• [What is needed]:
Locate the line that contains "What data populates". Copy it and every following line through the end of the records, exactly, and include nothing else.

• [Material for this task]:
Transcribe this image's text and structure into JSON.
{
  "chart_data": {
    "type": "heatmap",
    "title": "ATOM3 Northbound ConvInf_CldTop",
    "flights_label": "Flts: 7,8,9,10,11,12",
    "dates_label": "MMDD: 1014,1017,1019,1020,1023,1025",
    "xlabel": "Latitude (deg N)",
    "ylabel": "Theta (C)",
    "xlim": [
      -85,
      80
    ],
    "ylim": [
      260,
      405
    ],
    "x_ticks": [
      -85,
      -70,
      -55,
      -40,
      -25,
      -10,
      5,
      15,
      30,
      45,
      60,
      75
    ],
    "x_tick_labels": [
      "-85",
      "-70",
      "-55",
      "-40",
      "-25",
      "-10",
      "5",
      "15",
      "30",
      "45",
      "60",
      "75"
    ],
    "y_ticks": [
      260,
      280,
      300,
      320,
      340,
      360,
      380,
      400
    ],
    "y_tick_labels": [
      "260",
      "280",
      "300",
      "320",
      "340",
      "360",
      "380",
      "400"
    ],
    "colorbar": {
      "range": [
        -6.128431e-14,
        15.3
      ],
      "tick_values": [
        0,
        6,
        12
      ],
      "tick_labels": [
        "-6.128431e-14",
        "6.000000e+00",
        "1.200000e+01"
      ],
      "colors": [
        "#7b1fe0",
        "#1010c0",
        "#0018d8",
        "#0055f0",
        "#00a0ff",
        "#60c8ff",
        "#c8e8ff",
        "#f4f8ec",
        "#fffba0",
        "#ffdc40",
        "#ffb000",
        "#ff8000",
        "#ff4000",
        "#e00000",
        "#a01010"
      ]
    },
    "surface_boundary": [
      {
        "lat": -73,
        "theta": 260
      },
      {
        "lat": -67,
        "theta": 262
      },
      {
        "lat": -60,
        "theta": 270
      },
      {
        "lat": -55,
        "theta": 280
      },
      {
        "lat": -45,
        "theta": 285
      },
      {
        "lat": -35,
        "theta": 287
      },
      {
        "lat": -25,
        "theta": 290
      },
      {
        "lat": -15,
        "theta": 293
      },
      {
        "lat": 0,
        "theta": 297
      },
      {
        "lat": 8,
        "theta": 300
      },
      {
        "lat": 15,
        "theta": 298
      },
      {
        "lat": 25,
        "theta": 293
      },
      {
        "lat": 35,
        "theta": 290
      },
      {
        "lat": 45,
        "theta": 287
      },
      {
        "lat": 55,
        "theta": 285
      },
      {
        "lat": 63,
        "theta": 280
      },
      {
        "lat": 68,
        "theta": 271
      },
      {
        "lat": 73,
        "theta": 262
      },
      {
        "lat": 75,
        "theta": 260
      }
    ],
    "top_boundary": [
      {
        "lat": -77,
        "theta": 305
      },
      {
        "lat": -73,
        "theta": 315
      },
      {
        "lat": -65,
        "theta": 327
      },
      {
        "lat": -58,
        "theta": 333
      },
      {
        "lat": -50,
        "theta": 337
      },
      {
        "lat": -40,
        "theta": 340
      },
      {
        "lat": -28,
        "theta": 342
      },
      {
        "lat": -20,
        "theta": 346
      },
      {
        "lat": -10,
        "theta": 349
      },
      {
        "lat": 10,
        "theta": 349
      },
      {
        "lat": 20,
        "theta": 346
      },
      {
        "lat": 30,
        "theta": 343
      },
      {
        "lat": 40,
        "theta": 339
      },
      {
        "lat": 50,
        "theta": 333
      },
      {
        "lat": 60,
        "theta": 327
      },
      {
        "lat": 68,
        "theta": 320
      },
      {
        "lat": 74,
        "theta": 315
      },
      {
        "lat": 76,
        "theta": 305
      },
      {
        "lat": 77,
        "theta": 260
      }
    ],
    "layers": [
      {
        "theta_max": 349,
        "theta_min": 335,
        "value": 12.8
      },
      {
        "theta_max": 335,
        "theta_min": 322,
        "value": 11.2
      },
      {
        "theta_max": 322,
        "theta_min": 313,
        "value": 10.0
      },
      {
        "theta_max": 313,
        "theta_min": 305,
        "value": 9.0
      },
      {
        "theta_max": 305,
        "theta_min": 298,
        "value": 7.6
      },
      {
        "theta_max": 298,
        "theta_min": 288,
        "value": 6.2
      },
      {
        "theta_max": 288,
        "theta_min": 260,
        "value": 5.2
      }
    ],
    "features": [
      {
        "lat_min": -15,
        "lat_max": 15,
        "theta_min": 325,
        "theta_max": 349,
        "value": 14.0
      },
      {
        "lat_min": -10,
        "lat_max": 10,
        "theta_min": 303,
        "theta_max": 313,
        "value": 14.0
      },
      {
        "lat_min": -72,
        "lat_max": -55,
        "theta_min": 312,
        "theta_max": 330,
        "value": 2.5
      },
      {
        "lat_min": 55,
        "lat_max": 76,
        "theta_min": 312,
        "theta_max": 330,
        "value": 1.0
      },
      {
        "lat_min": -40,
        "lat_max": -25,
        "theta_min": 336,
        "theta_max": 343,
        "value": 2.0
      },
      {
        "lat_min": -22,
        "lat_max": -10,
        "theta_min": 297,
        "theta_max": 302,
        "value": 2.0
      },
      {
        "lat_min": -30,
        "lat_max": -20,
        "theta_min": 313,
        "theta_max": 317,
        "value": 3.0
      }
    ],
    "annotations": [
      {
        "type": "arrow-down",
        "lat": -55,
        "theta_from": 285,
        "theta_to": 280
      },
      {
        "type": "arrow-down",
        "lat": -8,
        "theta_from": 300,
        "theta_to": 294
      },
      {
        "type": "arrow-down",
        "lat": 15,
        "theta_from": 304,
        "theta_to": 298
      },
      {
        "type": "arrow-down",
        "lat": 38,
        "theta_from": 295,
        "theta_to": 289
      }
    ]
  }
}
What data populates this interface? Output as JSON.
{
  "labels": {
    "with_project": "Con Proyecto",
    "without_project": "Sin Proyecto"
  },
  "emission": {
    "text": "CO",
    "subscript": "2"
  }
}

• [Problem solution]:
What data populates this interface? Output as JSON.
{
  "labels": {
    "with_project": "Con Proyecto",
    "without_project": "Sin Proyecto"
  },
  "emission": {
    "text": "CO",
    "subscript": "2"
  }
}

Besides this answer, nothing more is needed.